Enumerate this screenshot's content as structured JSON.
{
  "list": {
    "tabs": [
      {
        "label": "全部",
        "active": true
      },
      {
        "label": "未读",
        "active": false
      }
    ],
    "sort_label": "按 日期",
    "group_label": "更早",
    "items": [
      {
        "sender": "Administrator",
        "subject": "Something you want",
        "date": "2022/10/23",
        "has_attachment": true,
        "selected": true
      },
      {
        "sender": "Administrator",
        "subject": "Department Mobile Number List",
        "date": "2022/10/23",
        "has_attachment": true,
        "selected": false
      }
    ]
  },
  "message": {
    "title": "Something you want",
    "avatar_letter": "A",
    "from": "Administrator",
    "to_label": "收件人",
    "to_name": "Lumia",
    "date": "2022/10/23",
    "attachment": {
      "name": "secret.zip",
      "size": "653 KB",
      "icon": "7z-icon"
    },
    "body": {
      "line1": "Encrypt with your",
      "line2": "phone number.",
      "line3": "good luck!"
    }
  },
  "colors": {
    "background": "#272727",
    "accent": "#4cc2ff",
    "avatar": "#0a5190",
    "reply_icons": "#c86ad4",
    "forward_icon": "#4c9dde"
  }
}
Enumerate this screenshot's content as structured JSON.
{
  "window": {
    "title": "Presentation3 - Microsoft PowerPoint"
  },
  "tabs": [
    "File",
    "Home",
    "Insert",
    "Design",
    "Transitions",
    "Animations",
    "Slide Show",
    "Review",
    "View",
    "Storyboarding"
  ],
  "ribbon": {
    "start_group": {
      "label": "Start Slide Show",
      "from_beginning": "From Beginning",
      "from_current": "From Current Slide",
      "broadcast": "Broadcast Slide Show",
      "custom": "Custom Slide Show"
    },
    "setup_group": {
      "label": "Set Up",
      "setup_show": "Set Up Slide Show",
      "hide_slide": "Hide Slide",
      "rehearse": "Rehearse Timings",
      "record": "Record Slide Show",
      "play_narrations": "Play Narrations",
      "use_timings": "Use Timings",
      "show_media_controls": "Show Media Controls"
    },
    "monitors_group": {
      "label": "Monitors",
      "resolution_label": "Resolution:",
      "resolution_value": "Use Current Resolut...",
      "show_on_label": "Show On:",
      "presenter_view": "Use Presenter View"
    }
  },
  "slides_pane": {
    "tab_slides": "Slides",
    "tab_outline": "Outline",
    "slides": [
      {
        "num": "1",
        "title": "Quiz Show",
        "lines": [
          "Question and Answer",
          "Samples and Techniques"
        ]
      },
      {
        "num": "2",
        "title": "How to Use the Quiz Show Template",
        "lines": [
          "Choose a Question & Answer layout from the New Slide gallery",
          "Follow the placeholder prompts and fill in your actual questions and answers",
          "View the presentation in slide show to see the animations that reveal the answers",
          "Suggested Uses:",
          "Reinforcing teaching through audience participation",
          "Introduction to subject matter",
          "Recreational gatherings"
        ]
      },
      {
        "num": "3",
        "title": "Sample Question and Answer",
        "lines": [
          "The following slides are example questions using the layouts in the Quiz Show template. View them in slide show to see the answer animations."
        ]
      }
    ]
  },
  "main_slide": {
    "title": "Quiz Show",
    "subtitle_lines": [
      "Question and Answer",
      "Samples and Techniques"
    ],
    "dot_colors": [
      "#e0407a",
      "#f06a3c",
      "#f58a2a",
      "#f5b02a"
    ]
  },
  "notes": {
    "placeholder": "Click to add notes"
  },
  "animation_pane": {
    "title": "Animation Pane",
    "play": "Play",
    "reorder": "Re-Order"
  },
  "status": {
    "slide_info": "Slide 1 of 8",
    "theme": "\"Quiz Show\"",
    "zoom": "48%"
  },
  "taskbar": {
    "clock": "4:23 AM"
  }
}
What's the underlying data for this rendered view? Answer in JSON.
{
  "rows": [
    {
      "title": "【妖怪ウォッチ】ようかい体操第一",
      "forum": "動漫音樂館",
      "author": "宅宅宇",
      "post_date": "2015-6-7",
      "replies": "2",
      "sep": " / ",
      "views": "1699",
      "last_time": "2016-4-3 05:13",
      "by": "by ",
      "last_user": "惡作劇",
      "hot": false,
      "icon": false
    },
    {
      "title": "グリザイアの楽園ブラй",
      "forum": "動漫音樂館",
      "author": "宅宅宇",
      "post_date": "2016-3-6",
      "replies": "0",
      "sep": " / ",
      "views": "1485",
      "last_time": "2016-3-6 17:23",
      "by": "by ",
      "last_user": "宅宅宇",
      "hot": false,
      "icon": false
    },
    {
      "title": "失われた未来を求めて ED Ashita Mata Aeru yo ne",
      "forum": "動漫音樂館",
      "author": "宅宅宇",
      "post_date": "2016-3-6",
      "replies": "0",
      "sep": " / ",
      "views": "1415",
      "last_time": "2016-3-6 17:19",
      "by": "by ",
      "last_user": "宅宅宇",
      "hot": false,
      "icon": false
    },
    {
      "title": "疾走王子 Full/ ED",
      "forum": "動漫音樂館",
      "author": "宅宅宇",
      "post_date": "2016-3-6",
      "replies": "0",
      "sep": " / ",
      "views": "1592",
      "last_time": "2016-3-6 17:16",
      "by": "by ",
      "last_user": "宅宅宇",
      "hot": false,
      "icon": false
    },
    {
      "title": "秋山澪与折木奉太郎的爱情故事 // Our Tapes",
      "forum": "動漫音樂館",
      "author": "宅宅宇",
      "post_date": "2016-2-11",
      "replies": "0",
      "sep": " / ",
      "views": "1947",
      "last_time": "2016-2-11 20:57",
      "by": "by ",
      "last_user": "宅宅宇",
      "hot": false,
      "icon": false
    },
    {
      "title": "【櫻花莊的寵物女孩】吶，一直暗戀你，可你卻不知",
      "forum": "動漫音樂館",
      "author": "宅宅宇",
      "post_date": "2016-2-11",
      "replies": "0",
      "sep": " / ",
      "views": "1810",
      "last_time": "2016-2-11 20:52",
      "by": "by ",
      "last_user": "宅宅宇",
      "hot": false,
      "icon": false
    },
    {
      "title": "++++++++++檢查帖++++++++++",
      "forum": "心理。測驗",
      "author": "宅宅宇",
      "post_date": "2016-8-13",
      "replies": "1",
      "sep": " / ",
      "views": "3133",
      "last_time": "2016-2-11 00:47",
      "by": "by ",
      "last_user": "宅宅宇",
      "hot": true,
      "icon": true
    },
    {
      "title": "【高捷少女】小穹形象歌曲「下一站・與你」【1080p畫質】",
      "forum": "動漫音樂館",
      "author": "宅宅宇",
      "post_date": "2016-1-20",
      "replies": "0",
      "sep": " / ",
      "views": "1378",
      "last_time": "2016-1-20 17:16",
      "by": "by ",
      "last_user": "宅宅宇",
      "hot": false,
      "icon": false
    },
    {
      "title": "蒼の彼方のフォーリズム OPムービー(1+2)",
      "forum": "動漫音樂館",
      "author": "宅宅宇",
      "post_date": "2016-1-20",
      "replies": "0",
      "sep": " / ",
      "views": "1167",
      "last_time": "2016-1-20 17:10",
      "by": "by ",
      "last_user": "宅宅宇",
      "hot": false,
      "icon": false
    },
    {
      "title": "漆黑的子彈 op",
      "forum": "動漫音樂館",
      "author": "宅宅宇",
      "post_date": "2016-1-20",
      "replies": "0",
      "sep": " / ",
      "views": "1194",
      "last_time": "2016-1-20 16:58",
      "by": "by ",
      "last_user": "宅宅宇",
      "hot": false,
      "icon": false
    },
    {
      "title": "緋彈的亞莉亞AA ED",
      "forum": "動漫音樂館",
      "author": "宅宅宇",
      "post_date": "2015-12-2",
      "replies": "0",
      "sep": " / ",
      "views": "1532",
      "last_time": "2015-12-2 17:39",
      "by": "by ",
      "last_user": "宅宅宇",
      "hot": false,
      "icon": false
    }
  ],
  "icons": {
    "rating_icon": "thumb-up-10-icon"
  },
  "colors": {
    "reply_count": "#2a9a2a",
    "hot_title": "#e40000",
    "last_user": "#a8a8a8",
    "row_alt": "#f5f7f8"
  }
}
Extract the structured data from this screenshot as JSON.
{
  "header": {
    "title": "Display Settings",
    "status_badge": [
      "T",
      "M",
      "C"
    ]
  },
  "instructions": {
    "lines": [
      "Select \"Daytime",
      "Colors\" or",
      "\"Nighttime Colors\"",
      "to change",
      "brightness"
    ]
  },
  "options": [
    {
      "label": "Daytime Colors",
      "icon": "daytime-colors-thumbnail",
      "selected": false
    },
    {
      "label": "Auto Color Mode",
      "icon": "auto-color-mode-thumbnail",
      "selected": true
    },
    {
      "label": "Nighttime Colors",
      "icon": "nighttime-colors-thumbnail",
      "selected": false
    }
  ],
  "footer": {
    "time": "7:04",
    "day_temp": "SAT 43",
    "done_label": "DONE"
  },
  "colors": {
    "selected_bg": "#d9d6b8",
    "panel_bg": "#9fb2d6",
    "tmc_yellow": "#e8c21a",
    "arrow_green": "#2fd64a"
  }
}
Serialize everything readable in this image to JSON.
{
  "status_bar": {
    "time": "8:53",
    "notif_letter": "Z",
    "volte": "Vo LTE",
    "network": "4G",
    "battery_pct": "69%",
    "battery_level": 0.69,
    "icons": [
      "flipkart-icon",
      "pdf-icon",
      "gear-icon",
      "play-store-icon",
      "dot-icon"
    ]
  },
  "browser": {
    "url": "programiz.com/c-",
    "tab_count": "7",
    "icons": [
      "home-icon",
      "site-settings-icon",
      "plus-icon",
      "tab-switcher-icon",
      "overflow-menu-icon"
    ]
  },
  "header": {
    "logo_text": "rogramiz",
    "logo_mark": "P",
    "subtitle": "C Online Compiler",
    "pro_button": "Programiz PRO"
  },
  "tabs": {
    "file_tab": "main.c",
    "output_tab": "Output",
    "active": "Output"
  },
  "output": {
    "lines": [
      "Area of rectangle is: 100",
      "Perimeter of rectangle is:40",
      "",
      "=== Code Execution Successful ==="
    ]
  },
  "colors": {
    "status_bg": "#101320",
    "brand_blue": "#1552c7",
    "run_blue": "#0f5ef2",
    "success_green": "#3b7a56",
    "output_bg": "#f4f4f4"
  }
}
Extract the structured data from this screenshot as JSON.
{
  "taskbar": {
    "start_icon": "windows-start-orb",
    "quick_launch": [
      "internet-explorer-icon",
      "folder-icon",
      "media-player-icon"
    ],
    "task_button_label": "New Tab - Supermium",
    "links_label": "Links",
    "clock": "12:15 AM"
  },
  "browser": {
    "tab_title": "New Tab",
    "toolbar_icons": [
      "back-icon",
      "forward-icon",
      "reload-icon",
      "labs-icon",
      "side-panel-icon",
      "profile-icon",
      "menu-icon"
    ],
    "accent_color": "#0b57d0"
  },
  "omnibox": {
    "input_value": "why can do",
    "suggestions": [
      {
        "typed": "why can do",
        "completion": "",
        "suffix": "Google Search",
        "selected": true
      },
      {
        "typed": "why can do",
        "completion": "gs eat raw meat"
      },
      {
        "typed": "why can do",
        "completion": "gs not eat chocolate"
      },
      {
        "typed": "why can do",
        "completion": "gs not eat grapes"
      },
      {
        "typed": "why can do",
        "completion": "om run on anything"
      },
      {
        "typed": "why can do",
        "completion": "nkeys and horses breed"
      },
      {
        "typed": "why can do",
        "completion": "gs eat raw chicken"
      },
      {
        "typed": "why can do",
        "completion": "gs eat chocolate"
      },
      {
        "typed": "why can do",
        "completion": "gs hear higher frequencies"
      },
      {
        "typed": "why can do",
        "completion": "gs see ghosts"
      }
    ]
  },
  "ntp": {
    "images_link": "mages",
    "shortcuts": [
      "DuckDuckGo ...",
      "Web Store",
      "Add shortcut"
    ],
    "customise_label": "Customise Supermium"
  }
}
************
• [DIRECTIONS] Gather every line from the entries above where the word "chocolate" appears, and copy them.

• [RESULT]
        "completion": "gs not eat chocolate"
        "completion": "gs eat chocolate"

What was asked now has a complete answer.